-- BEGIN DATA IN THIS EXERCISE --

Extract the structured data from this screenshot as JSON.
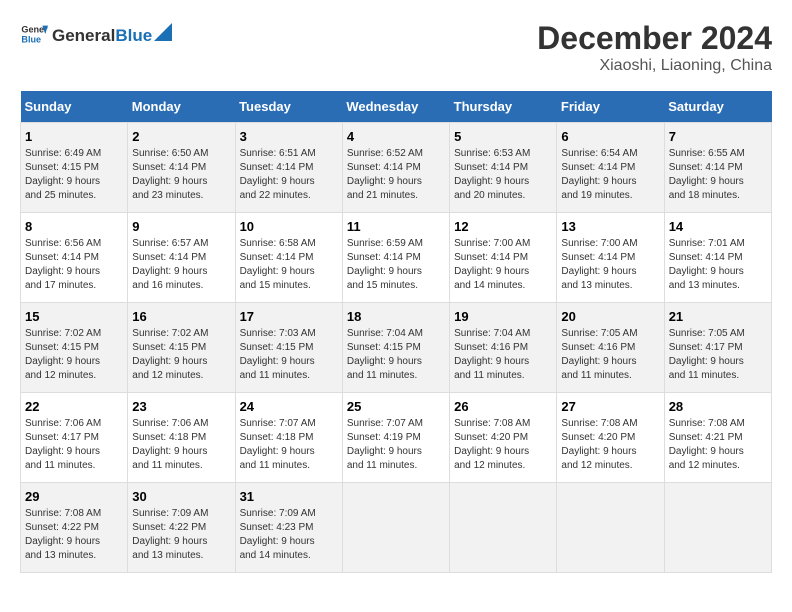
{
  "logo": {
    "text_general": "General",
    "text_blue": "Blue"
  },
  "title": "December 2024",
  "subtitle": "Xiaoshi, Liaoning, China",
  "weekdays": [
    "Sunday",
    "Monday",
    "Tuesday",
    "Wednesday",
    "Thursday",
    "Friday",
    "Saturday"
  ],
  "weeks": [
    [
      {
        "day": "1",
        "info": "Sunrise: 6:49 AM\nSunset: 4:15 PM\nDaylight: 9 hours\nand 25 minutes."
      },
      {
        "day": "2",
        "info": "Sunrise: 6:50 AM\nSunset: 4:14 PM\nDaylight: 9 hours\nand 23 minutes."
      },
      {
        "day": "3",
        "info": "Sunrise: 6:51 AM\nSunset: 4:14 PM\nDaylight: 9 hours\nand 22 minutes."
      },
      {
        "day": "4",
        "info": "Sunrise: 6:52 AM\nSunset: 4:14 PM\nDaylight: 9 hours\nand 21 minutes."
      },
      {
        "day": "5",
        "info": "Sunrise: 6:53 AM\nSunset: 4:14 PM\nDaylight: 9 hours\nand 20 minutes."
      },
      {
        "day": "6",
        "info": "Sunrise: 6:54 AM\nSunset: 4:14 PM\nDaylight: 9 hours\nand 19 minutes."
      },
      {
        "day": "7",
        "info": "Sunrise: 6:55 AM\nSunset: 4:14 PM\nDaylight: 9 hours\nand 18 minutes."
      }
    ],
    [
      {
        "day": "8",
        "info": "Sunrise: 6:56 AM\nSunset: 4:14 PM\nDaylight: 9 hours\nand 17 minutes."
      },
      {
        "day": "9",
        "info": "Sunrise: 6:57 AM\nSunset: 4:14 PM\nDaylight: 9 hours\nand 16 minutes."
      },
      {
        "day": "10",
        "info": "Sunrise: 6:58 AM\nSunset: 4:14 PM\nDaylight: 9 hours\nand 15 minutes."
      },
      {
        "day": "11",
        "info": "Sunrise: 6:59 AM\nSunset: 4:14 PM\nDaylight: 9 hours\nand 15 minutes."
      },
      {
        "day": "12",
        "info": "Sunrise: 7:00 AM\nSunset: 4:14 PM\nDaylight: 9 hours\nand 14 minutes."
      },
      {
        "day": "13",
        "info": "Sunrise: 7:00 AM\nSunset: 4:14 PM\nDaylight: 9 hours\nand 13 minutes."
      },
      {
        "day": "14",
        "info": "Sunrise: 7:01 AM\nSunset: 4:14 PM\nDaylight: 9 hours\nand 13 minutes."
      }
    ],
    [
      {
        "day": "15",
        "info": "Sunrise: 7:02 AM\nSunset: 4:15 PM\nDaylight: 9 hours\nand 12 minutes."
      },
      {
        "day": "16",
        "info": "Sunrise: 7:02 AM\nSunset: 4:15 PM\nDaylight: 9 hours\nand 12 minutes."
      },
      {
        "day": "17",
        "info": "Sunrise: 7:03 AM\nSunset: 4:15 PM\nDaylight: 9 hours\nand 11 minutes."
      },
      {
        "day": "18",
        "info": "Sunrise: 7:04 AM\nSunset: 4:15 PM\nDaylight: 9 hours\nand 11 minutes."
      },
      {
        "day": "19",
        "info": "Sunrise: 7:04 AM\nSunset: 4:16 PM\nDaylight: 9 hours\nand 11 minutes."
      },
      {
        "day": "20",
        "info": "Sunrise: 7:05 AM\nSunset: 4:16 PM\nDaylight: 9 hours\nand 11 minutes."
      },
      {
        "day": "21",
        "info": "Sunrise: 7:05 AM\nSunset: 4:17 PM\nDaylight: 9 hours\nand 11 minutes."
      }
    ],
    [
      {
        "day": "22",
        "info": "Sunrise: 7:06 AM\nSunset: 4:17 PM\nDaylight: 9 hours\nand 11 minutes."
      },
      {
        "day": "23",
        "info": "Sunrise: 7:06 AM\nSunset: 4:18 PM\nDaylight: 9 hours\nand 11 minutes."
      },
      {
        "day": "24",
        "info": "Sunrise: 7:07 AM\nSunset: 4:18 PM\nDaylight: 9 hours\nand 11 minutes."
      },
      {
        "day": "25",
        "info": "Sunrise: 7:07 AM\nSunset: 4:19 PM\nDaylight: 9 hours\nand 11 minutes."
      },
      {
        "day": "26",
        "info": "Sunrise: 7:08 AM\nSunset: 4:20 PM\nDaylight: 9 hours\nand 12 minutes."
      },
      {
        "day": "27",
        "info": "Sunrise: 7:08 AM\nSunset: 4:20 PM\nDaylight: 9 hours\nand 12 minutes."
      },
      {
        "day": "28",
        "info": "Sunrise: 7:08 AM\nSunset: 4:21 PM\nDaylight: 9 hours\nand 12 minutes."
      }
    ],
    [
      {
        "day": "29",
        "info": "Sunrise: 7:08 AM\nSunset: 4:22 PM\nDaylight: 9 hours\nand 13 minutes."
      },
      {
        "day": "30",
        "info": "Sunrise: 7:09 AM\nSunset: 4:22 PM\nDaylight: 9 hours\nand 13 minutes."
      },
      {
        "day": "31",
        "info": "Sunrise: 7:09 AM\nSunset: 4:23 PM\nDaylight: 9 hours\nand 14 minutes."
      },
      {
        "day": "",
        "info": ""
      },
      {
        "day": "",
        "info": ""
      },
      {
        "day": "",
        "info": ""
      },
      {
        "day": "",
        "info": ""
      }
    ]
  ]
}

-- END DATA IN THIS EXERCISE --

*SET EXERCISE:* Reproduce each record above by retyping it exactly; omit all images.

*THE ANSWER:*
Extract the structured data from this screenshot as JSON.
{
  "logo": {
    "text_general": "General",
    "text_blue": "Blue"
  },
  "title": "December 2024",
  "subtitle": "Xiaoshi, Liaoning, China",
  "weekdays": [
    "Sunday",
    "Monday",
    "Tuesday",
    "Wednesday",
    "Thursday",
    "Friday",
    "Saturday"
  ],
  "weeks": [
    [
      {
        "day": "1",
        "info": "Sunrise: 6:49 AM\nSunset: 4:15 PM\nDaylight: 9 hours\nand 25 minutes."
      },
      {
        "day": "2",
        "info": "Sunrise: 6:50 AM\nSunset: 4:14 PM\nDaylight: 9 hours\nand 23 minutes."
      },
      {
        "day": "3",
        "info": "Sunrise: 6:51 AM\nSunset: 4:14 PM\nDaylight: 9 hours\nand 22 minutes."
      },
      {
        "day": "4",
        "info": "Sunrise: 6:52 AM\nSunset: 4:14 PM\nDaylight: 9 hours\nand 21 minutes."
      },
      {
        "day": "5",
        "info": "Sunrise: 6:53 AM\nSunset: 4:14 PM\nDaylight: 9 hours\nand 20 minutes."
      },
      {
        "day": "6",
        "info": "Sunrise: 6:54 AM\nSunset: 4:14 PM\nDaylight: 9 hours\nand 19 minutes."
      },
      {
        "day": "7",
        "info": "Sunrise: 6:55 AM\nSunset: 4:14 PM\nDaylight: 9 hours\nand 18 minutes."
      }
    ],
    [
      {
        "day": "8",
        "info": "Sunrise: 6:56 AM\nSunset: 4:14 PM\nDaylight: 9 hours\nand 17 minutes."
      },
      {
        "day": "9",
        "info": "Sunrise: 6:57 AM\nSunset: 4:14 PM\nDaylight: 9 hours\nand 16 minutes."
      },
      {
        "day": "10",
        "info": "Sunrise: 6:58 AM\nSunset: 4:14 PM\nDaylight: 9 hours\nand 15 minutes."
      },
      {
        "day": "11",
        "info": "Sunrise: 6:59 AM\nSunset: 4:14 PM\nDaylight: 9 hours\nand 15 minutes."
      },
      {
        "day": "12",
        "info": "Sunrise: 7:00 AM\nSunset: 4:14 PM\nDaylight: 9 hours\nand 14 minutes."
      },
      {
        "day": "13",
        "info": "Sunrise: 7:00 AM\nSunset: 4:14 PM\nDaylight: 9 hours\nand 13 minutes."
      },
      {
        "day": "14",
        "info": "Sunrise: 7:01 AM\nSunset: 4:14 PM\nDaylight: 9 hours\nand 13 minutes."
      }
    ],
    [
      {
        "day": "15",
        "info": "Sunrise: 7:02 AM\nSunset: 4:15 PM\nDaylight: 9 hours\nand 12 minutes."
      },
      {
        "day": "16",
        "info": "Sunrise: 7:02 AM\nSunset: 4:15 PM\nDaylight: 9 hours\nand 12 minutes."
      },
      {
        "day": "17",
        "info": "Sunrise: 7:03 AM\nSunset: 4:15 PM\nDaylight: 9 hours\nand 11 minutes."
      },
      {
        "day": "18",
        "info": "Sunrise: 7:04 AM\nSunset: 4:15 PM\nDaylight: 9 hours\nand 11 minutes."
      },
      {
        "day": "19",
        "info": "Sunrise: 7:04 AM\nSunset: 4:16 PM\nDaylight: 9 hours\nand 11 minutes."
      },
      {
        "day": "20",
        "info": "Sunrise: 7:05 AM\nSunset: 4:16 PM\nDaylight: 9 hours\nand 11 minutes."
      },
      {
        "day": "21",
        "info": "Sunrise: 7:05 AM\nSunset: 4:17 PM\nDaylight: 9 hours\nand 11 minutes."
      }
    ],
    [
      {
        "day": "22",
        "info": "Sunrise: 7:06 AM\nSunset: 4:17 PM\nDaylight: 9 hours\nand 11 minutes."
      },
      {
        "day": "23",
        "info": "Sunrise: 7:06 AM\nSunset: 4:18 PM\nDaylight: 9 hours\nand 11 minutes."
      },
      {
        "day": "24",
        "info": "Sunrise: 7:07 AM\nSunset: 4:18 PM\nDaylight: 9 hours\nand 11 minutes."
      },
      {
        "day": "25",
        "info": "Sunrise: 7:07 AM\nSunset: 4:19 PM\nDaylight: 9 hours\nand 11 minutes."
      },
      {
        "day": "26",
        "info": "Sunrise: 7:08 AM\nSunset: 4:20 PM\nDaylight: 9 hours\nand 12 minutes."
      },
      {
        "day": "27",
        "info": "Sunrise: 7:08 AM\nSunset: 4:20 PM\nDaylight: 9 hours\nand 12 minutes."
      },
      {
        "day": "28",
        "info": "Sunrise: 7:08 AM\nSunset: 4:21 PM\nDaylight: 9 hours\nand 12 minutes."
      }
    ],
    [
      {
        "day": "29",
        "info": "Sunrise: 7:08 AM\nSunset: 4:22 PM\nDaylight: 9 hours\nand 13 minutes."
      },
      {
        "day": "30",
        "info": "Sunrise: 7:09 AM\nSunset: 4:22 PM\nDaylight: 9 hours\nand 13 minutes."
      },
      {
        "day": "31",
        "info": "Sunrise: 7:09 AM\nSunset: 4:23 PM\nDaylight: 9 hours\nand 14 minutes."
      },
      {
        "day": "",
        "info": ""
      },
      {
        "day": "",
        "info": ""
      },
      {
        "day": "",
        "info": ""
      },
      {
        "day": "",
        "info": ""
      }
    ]
  ]
}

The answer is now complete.